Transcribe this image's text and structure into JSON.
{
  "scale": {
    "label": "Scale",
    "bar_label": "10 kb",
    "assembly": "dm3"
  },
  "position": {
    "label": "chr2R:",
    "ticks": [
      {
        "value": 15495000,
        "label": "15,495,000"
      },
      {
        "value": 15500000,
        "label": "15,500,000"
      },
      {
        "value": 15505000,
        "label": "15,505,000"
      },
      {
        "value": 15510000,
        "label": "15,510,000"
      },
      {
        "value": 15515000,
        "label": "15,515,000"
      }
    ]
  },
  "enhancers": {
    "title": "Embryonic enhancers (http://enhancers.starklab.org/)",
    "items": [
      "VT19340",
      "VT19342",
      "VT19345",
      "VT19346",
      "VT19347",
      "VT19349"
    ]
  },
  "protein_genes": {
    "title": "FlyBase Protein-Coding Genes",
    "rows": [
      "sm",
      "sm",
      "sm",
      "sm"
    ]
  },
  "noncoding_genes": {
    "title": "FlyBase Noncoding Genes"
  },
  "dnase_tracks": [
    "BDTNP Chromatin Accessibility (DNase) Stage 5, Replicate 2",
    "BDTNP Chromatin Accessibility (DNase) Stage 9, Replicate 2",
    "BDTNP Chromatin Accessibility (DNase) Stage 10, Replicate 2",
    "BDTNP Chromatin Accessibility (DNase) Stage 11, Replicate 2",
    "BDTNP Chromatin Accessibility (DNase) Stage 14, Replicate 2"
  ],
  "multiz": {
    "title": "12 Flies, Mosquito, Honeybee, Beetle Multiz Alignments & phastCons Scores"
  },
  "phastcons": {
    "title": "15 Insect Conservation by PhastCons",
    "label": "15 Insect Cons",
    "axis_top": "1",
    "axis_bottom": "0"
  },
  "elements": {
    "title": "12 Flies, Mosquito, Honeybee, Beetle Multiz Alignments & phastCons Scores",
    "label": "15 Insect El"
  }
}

|---|

PROBLEM TO SOLVE:
Output each line of the material above with no deviation.

ANSWER SECTION:
Transcribe this image's text and structure into JSON.
{
  "scale": {
    "label": "Scale",
    "bar_label": "10 kb",
    "assembly": "dm3"
  },
  "position": {
    "label": "chr2R:",
    "ticks": [
      {
        "value": 15495000,
        "label": "15,495,000"
      },
      {
        "value": 15500000,
        "label": "15,500,000"
      },
      {
        "value": 15505000,
        "label": "15,505,000"
      },
      {
        "value": 15510000,
        "label": "15,510,000"
      },
      {
        "value": 15515000,
        "label": "15,515,000"
      }
    ]
  },
  "enhancers": {
    "title": "Embryonic enhancers (http://enhancers.starklab.org/)",
    "items": [
      "VT19340",
      "VT19342",
      "VT19345",
      "VT19346",
      "VT19347",
      "VT19349"
    ]
  },
  "protein_genes": {
    "title": "FlyBase Protein-Coding Genes",
    "rows": [
      "sm",
      "sm",
      "sm",
      "sm"
    ]
  },
  "noncoding_genes": {
    "title": "FlyBase Noncoding Genes"
  },
  "dnase_tracks": [
    "BDTNP Chromatin Accessibility (DNase) Stage 5, Replicate 2",
    "BDTNP Chromatin Accessibility (DNase) Stage 9, Replicate 2",
    "BDTNP Chromatin Accessibility (DNase) Stage 10, Replicate 2",
    "BDTNP Chromatin Accessibility (DNase) Stage 11, Replicate 2",
    "BDTNP Chromatin Accessibility (DNase) Stage 14, Replicate 2"
  ],
  "multiz": {
    "title": "12 Flies, Mosquito, Honeybee, Beetle Multiz Alignments & phastCons Scores"
  },
  "phastcons": {
    "title": "15 Insect Conservation by PhastCons",
    "label": "15 Insect Cons",
    "axis_top": "1",
    "axis_bottom": "0"
  },
  "elements": {
    "title": "12 Flies, Mosquito, Honeybee, Beetle Multiz Alignments & phastCons Scores",
    "label": "15 Insect El"
  }
}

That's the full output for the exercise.